BEGIN Information shown

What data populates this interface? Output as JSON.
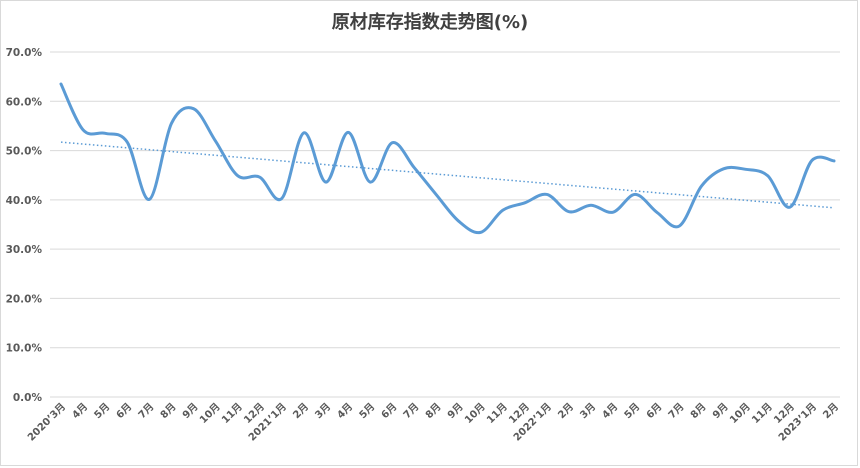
{
  "chart_data": {
    "type": "line",
    "title": "原材库存指数走势图(%)",
    "xlabel": "",
    "ylabel": "",
    "ylim": [
      0,
      70
    ],
    "yticks": [
      "0.0%",
      "10.0%",
      "20.0%",
      "30.0%",
      "40.0%",
      "50.0%",
      "60.0%",
      "70.0%"
    ],
    "grid": true,
    "legend": "none",
    "categories": [
      "2020’3月",
      "4月",
      "5月",
      "6月",
      "7月",
      "8月",
      "9月",
      "10月",
      "11月",
      "12月",
      "2021’1月",
      "2月",
      "3月",
      "4月",
      "5月",
      "6月",
      "7月",
      "8月",
      "9月",
      "10月",
      "11月",
      "12月",
      "2022’1月",
      "2月",
      "3月",
      "4月",
      "5月",
      "6月",
      "7月",
      "8月",
      "9月",
      "10月",
      "11月",
      "12月",
      "2023’1月",
      "2月"
    ],
    "series": [
      {
        "values": [
          63.5,
          54.2,
          53.5,
          51.7,
          40.1,
          55.5,
          58.5,
          51.9,
          44.9,
          44.6,
          40.3,
          53.6,
          43.6,
          53.7,
          43.6,
          51.6,
          46.5,
          41.0,
          35.7,
          33.4,
          37.9,
          39.4,
          41.1,
          37.6,
          38.9,
          37.5,
          41.1,
          37.4,
          34.7,
          42.8,
          46.3,
          46.2,
          44.9,
          38.5,
          48.0,
          47.9
        ],
        "color": "#5b9bd5"
      }
    ],
    "trendline": {
      "type": "linear",
      "style": "dotted",
      "color": "#5b9bd5"
    }
  }
}
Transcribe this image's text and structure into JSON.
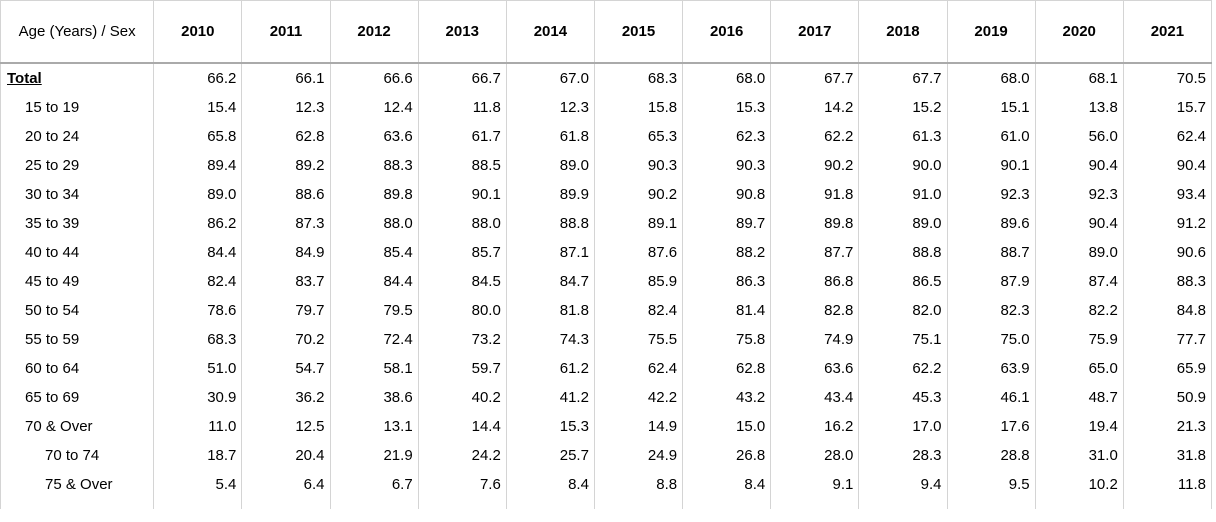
{
  "table": {
    "header": [
      "Age (Years) / Sex",
      "2010",
      "2011",
      "2012",
      "2013",
      "2014",
      "2015",
      "2016",
      "2017",
      "2018",
      "2019",
      "2020",
      "2021"
    ],
    "rows": [
      [
        "Total",
        "66.2",
        "66.1",
        "66.6",
        "66.7",
        "67.0",
        "68.3",
        "68.0",
        "67.7",
        "67.7",
        "68.0",
        "68.1",
        "70.5"
      ],
      [
        "15 to 19",
        "15.4",
        "12.3",
        "12.4",
        "11.8",
        "12.3",
        "15.8",
        "15.3",
        "14.2",
        "15.2",
        "15.1",
        "13.8",
        "15.7"
      ],
      [
        "20 to 24",
        "65.8",
        "62.8",
        "63.6",
        "61.7",
        "61.8",
        "65.3",
        "62.3",
        "62.2",
        "61.3",
        "61.0",
        "56.0",
        "62.4"
      ],
      [
        "25 to 29",
        "89.4",
        "89.2",
        "88.3",
        "88.5",
        "89.0",
        "90.3",
        "90.3",
        "90.2",
        "90.0",
        "90.1",
        "90.4",
        "90.4"
      ],
      [
        "30 to 34",
        "89.0",
        "88.6",
        "89.8",
        "90.1",
        "89.9",
        "90.2",
        "90.8",
        "91.8",
        "91.0",
        "92.3",
        "92.3",
        "93.4"
      ],
      [
        "35 to 39",
        "86.2",
        "87.3",
        "88.0",
        "88.0",
        "88.8",
        "89.1",
        "89.7",
        "89.8",
        "89.0",
        "89.6",
        "90.4",
        "91.2"
      ],
      [
        "40 to 44",
        "84.4",
        "84.9",
        "85.4",
        "85.7",
        "87.1",
        "87.6",
        "88.2",
        "87.7",
        "88.8",
        "88.7",
        "89.0",
        "90.6"
      ],
      [
        "45 to 49",
        "82.4",
        "83.7",
        "84.4",
        "84.5",
        "84.7",
        "85.9",
        "86.3",
        "86.8",
        "86.5",
        "87.9",
        "87.4",
        "88.3"
      ],
      [
        "50 to 54",
        "78.6",
        "79.7",
        "79.5",
        "80.0",
        "81.8",
        "82.4",
        "81.4",
        "82.8",
        "82.0",
        "82.3",
        "82.2",
        "84.8"
      ],
      [
        "55 to 59",
        "68.3",
        "70.2",
        "72.4",
        "73.2",
        "74.3",
        "75.5",
        "75.8",
        "74.9",
        "75.1",
        "75.0",
        "75.9",
        "77.7"
      ],
      [
        "60 to 64",
        "51.0",
        "54.7",
        "58.1",
        "59.7",
        "61.2",
        "62.4",
        "62.8",
        "63.6",
        "62.2",
        "63.9",
        "65.0",
        "65.9"
      ],
      [
        "65 to 69",
        "30.9",
        "36.2",
        "38.6",
        "40.2",
        "41.2",
        "42.2",
        "43.2",
        "43.4",
        "45.3",
        "46.1",
        "48.7",
        "50.9"
      ],
      [
        "70 & Over",
        "11.0",
        "12.5",
        "13.1",
        "14.4",
        "15.3",
        "14.9",
        "15.0",
        "16.2",
        "17.0",
        "17.6",
        "19.4",
        "21.3"
      ],
      [
        "70 to 74",
        "18.7",
        "20.4",
        "21.9",
        "24.2",
        "25.7",
        "24.9",
        "26.8",
        "28.0",
        "28.3",
        "28.8",
        "31.0",
        "31.8"
      ],
      [
        "75 & Over",
        "5.4",
        "6.4",
        "6.7",
        "7.6",
        "8.4",
        "8.8",
        "8.4",
        "9.1",
        "9.4",
        "9.5",
        "10.2",
        "11.8"
      ]
    ]
  }
}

END Information shown

- To do -
Go over the entries above and say how many lines hold the string "this", with no other text.

- The response -
2